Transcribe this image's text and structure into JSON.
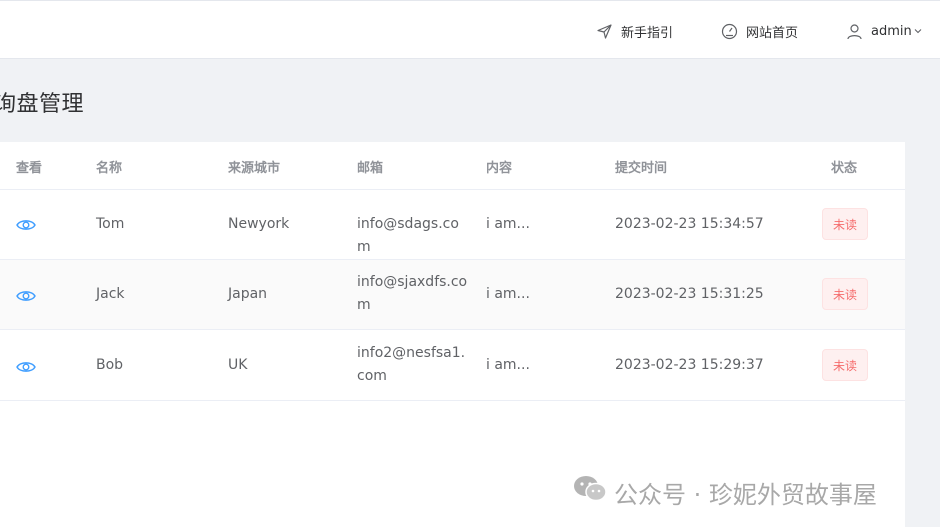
{
  "header": {
    "guide_label": "新手指引",
    "home_label": "网站首页",
    "user_label": "admin"
  },
  "page": {
    "title": "询盘管理"
  },
  "table": {
    "columns": {
      "view": "查看",
      "name": "名称",
      "city": "来源城市",
      "email": "邮箱",
      "content": "内容",
      "time": "提交时间",
      "status": "状态"
    },
    "rows": [
      {
        "name": "Tom",
        "city": "Newyork",
        "email": "info@sdags.com",
        "content": "i am...",
        "time": "2023-02-23 15:34:57",
        "status": "未读"
      },
      {
        "name": "Jack",
        "city": "Japan",
        "email": "info@sjaxdfs.com",
        "content": "i am...",
        "time": "2023-02-23 15:31:25",
        "status": "未读"
      },
      {
        "name": "Bob",
        "city": "UK",
        "email": "info2@nesfsa1.com",
        "content": "i am...",
        "time": "2023-02-23 15:29:37",
        "status": "未读"
      }
    ]
  },
  "watermark": {
    "text": "公众号 · 珍妮外贸故事屋"
  },
  "colors": {
    "accent": "#409eff",
    "status_unread_text": "#f56c6c",
    "status_unread_bg": "#fef0f0"
  }
}
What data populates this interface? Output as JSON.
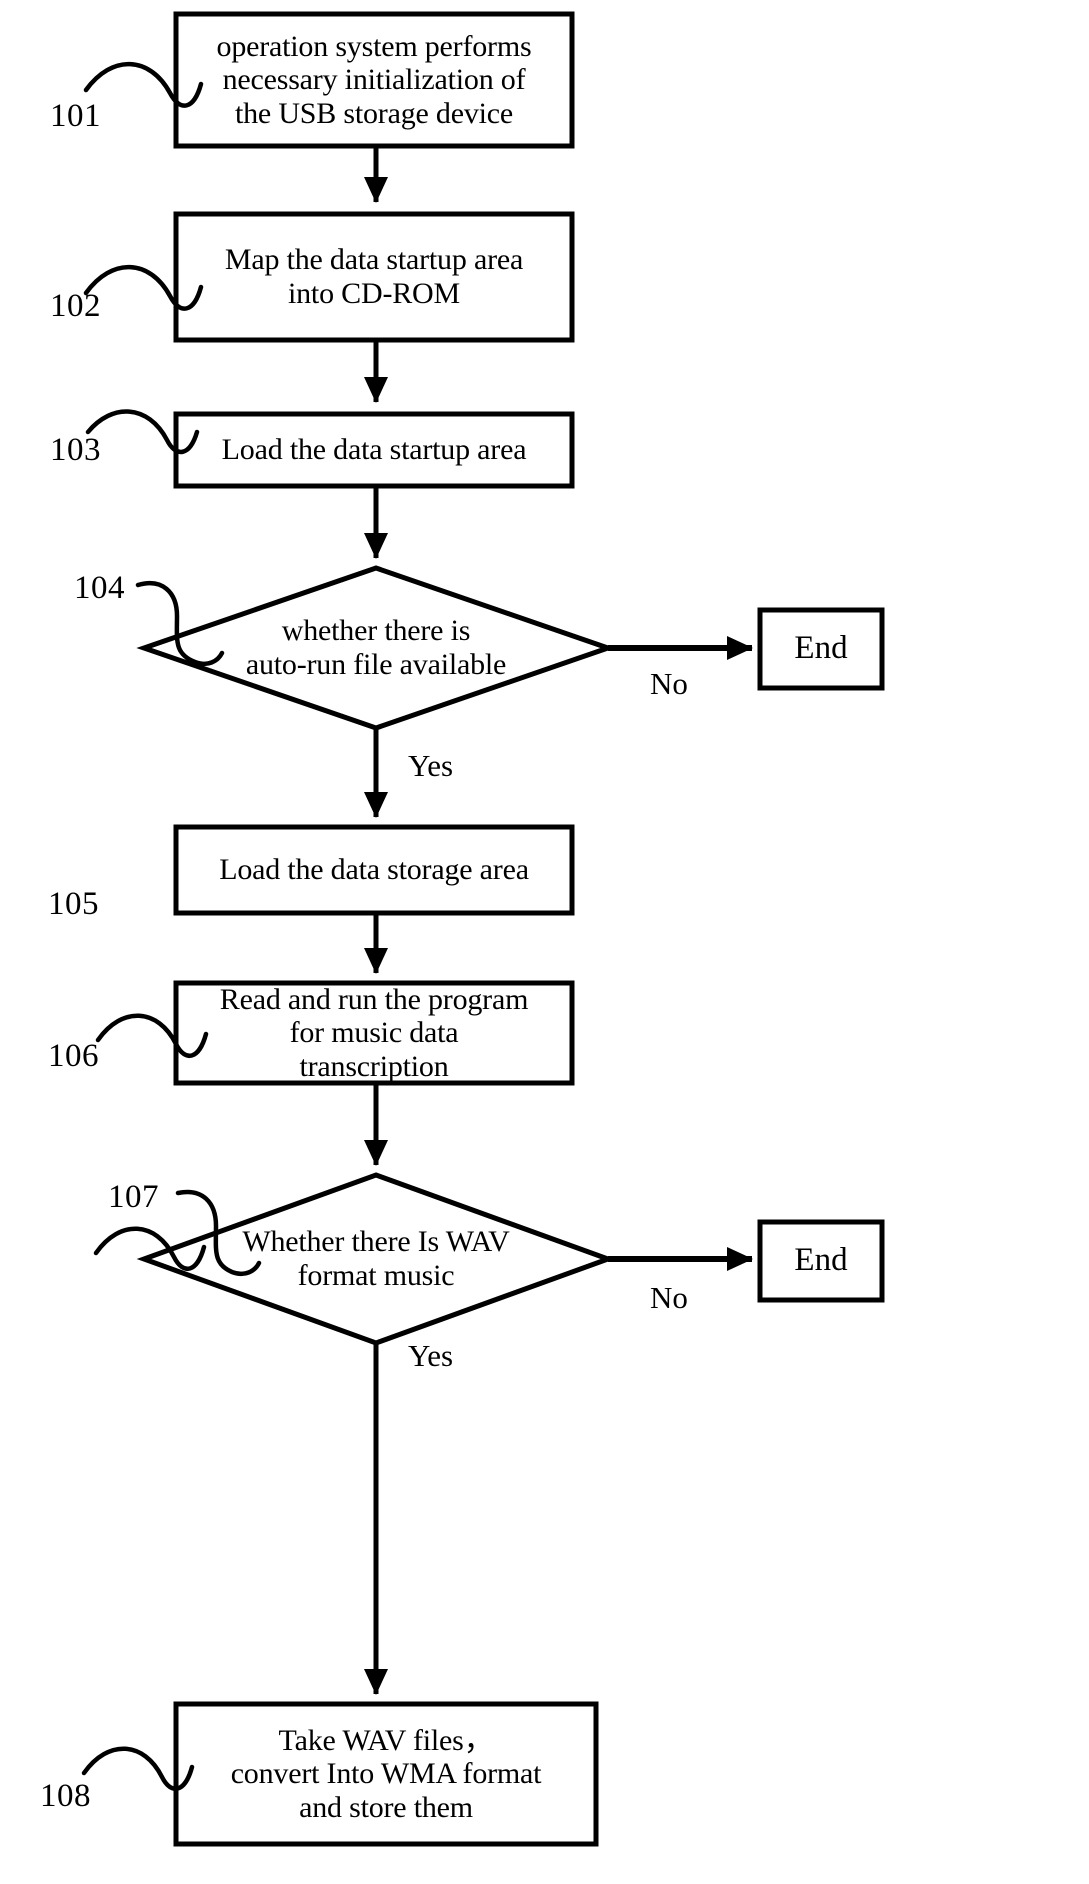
{
  "diagram": {
    "title": "USB storage device auto-run music transcription flowchart",
    "stroke_color": "#000000",
    "background_color": "#ffffff",
    "nodes": [
      {
        "id": "101",
        "ref": "101",
        "shape": "process",
        "lines": [
          "operation system performs",
          "necessary initialization of",
          "the USB storage device"
        ]
      },
      {
        "id": "102",
        "ref": "102",
        "shape": "process",
        "lines": [
          "Map the data startup area",
          "into CD-ROM"
        ]
      },
      {
        "id": "103",
        "ref": "103",
        "shape": "process",
        "lines": [
          "Load the data startup area"
        ]
      },
      {
        "id": "104",
        "ref": "104",
        "shape": "decision",
        "lines": [
          "whether there is",
          "auto-run file available"
        ]
      },
      {
        "id": "105",
        "ref": "105",
        "shape": "process",
        "lines": [
          "Load the data storage area"
        ]
      },
      {
        "id": "106",
        "ref": "106",
        "shape": "process",
        "lines": [
          "Read and run the program",
          "for music data",
          "transcription"
        ]
      },
      {
        "id": "107",
        "ref": "107",
        "shape": "decision",
        "lines": [
          "Whether there Is WAV",
          "format music"
        ]
      },
      {
        "id": "108",
        "ref": "108",
        "shape": "process",
        "lines": [
          "Take WAV files，",
          "convert Into WMA format",
          "and store them"
        ]
      }
    ],
    "terminals": [
      {
        "id": "end-1",
        "label": "End"
      },
      {
        "id": "end-2",
        "label": "End"
      }
    ],
    "edge_labels": [
      {
        "id": "no-1",
        "text": "No"
      },
      {
        "id": "yes-1",
        "text": "Yes"
      },
      {
        "id": "no-2",
        "text": "No"
      },
      {
        "id": "yes-2",
        "text": "Yes"
      }
    ]
  }
}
---
◆ **Task goal**
Go through the entries above and count the lines containing the word "time"; give only that count.

◆ **In response**
4